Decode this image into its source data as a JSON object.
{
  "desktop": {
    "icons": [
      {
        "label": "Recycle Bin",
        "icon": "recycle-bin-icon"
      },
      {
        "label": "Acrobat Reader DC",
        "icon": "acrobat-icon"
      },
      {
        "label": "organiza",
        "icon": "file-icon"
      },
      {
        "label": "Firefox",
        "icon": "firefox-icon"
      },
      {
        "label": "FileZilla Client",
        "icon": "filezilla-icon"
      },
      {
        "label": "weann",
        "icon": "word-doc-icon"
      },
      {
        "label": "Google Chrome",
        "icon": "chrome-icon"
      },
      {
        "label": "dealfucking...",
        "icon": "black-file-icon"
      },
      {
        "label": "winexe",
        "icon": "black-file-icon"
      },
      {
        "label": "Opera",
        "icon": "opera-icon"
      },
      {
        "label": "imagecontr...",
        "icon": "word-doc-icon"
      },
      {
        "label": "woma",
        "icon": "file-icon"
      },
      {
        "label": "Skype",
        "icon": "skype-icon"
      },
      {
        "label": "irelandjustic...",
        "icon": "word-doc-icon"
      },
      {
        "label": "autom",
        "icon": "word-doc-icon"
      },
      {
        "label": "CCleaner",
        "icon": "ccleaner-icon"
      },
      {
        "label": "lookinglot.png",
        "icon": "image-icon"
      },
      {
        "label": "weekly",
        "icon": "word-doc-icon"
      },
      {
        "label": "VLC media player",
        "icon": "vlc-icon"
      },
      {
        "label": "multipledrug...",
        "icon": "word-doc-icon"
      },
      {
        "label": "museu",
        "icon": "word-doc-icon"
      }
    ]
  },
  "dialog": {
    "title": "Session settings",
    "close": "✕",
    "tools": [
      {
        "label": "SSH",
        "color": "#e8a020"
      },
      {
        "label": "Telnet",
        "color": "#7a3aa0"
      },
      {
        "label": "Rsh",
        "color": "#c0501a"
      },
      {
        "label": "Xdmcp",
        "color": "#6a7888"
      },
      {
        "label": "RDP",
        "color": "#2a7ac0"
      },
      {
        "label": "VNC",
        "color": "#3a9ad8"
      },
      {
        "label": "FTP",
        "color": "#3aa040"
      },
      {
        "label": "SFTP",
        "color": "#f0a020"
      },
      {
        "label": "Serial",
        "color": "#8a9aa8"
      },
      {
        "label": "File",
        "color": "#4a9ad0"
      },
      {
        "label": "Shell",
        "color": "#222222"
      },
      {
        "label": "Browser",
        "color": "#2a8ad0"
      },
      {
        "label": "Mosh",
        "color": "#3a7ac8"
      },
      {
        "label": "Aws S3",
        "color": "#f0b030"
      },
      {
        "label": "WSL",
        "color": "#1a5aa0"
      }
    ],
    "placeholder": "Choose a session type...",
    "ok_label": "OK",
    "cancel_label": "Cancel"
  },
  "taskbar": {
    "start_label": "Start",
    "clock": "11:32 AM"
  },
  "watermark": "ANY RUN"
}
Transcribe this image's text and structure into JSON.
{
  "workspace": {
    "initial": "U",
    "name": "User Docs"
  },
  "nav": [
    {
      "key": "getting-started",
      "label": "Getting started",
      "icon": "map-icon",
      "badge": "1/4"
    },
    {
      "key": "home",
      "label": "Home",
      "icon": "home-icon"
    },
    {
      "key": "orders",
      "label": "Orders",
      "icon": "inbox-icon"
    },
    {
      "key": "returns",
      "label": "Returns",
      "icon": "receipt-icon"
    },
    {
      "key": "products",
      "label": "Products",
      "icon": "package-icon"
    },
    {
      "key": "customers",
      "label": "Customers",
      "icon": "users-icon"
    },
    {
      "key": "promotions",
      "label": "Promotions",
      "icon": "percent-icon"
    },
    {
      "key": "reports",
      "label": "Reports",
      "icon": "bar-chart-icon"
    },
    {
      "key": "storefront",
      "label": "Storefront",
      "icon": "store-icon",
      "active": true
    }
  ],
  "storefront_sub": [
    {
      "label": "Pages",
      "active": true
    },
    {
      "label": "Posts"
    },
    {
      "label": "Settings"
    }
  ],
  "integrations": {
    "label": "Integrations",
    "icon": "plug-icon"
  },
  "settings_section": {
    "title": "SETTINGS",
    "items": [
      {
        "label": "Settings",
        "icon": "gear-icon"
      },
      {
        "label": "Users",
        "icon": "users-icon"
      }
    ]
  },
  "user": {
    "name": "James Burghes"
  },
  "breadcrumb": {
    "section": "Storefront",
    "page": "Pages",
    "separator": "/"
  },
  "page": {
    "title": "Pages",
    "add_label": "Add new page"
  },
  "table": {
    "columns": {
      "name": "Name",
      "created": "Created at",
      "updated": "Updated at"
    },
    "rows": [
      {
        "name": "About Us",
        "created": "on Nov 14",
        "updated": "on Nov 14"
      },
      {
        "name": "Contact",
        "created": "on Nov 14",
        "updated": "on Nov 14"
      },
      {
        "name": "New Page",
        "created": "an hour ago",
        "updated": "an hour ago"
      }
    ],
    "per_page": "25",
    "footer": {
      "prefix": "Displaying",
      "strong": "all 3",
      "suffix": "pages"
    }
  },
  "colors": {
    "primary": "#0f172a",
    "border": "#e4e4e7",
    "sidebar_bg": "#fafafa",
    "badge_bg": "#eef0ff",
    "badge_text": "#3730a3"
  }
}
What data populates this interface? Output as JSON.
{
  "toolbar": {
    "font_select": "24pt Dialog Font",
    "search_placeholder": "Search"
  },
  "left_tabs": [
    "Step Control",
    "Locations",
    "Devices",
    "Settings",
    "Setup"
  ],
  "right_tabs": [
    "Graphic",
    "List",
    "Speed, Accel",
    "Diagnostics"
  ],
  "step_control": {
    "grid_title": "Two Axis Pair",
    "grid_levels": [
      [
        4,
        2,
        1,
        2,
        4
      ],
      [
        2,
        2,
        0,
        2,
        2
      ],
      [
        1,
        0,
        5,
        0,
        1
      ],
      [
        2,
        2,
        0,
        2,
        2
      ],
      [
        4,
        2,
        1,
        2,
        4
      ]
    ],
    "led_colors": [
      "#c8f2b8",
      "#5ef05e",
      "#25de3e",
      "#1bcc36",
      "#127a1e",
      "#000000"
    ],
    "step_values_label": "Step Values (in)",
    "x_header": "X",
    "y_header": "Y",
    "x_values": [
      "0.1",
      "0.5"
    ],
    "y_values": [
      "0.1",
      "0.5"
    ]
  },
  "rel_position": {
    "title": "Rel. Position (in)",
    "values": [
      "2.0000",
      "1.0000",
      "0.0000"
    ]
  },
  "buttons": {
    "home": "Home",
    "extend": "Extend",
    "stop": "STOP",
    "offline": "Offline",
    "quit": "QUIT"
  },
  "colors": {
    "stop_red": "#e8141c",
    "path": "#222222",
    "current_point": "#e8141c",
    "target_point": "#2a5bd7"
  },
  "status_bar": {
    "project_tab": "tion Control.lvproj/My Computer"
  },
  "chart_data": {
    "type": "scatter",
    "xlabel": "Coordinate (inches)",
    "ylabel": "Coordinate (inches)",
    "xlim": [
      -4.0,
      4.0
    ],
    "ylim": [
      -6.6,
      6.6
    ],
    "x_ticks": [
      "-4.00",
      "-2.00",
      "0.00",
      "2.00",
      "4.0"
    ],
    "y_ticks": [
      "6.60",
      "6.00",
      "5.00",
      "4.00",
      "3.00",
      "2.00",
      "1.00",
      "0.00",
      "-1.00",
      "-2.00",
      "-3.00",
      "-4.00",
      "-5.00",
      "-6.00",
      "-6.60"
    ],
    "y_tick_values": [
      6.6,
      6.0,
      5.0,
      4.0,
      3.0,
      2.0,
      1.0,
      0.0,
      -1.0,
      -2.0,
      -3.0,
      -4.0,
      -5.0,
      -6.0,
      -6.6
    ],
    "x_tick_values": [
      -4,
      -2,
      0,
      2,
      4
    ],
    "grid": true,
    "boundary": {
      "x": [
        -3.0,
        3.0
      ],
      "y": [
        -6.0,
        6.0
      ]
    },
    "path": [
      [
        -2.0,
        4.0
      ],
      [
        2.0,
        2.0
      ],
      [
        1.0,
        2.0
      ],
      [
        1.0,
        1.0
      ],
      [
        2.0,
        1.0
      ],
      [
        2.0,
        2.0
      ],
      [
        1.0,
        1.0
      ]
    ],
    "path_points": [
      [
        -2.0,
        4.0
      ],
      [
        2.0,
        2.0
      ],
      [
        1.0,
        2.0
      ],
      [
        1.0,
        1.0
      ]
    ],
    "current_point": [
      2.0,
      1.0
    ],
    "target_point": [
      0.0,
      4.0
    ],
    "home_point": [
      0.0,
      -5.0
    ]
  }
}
***
Work to be completed =>
Look through the material above and pick out each line holding the word "name".

Answer to this task =>
    "name": "User Docs"
    "name": "James Burghes"
      "name": "Name",
        "name": "About Us",
        "name": "Contact",
        "name": "New Page",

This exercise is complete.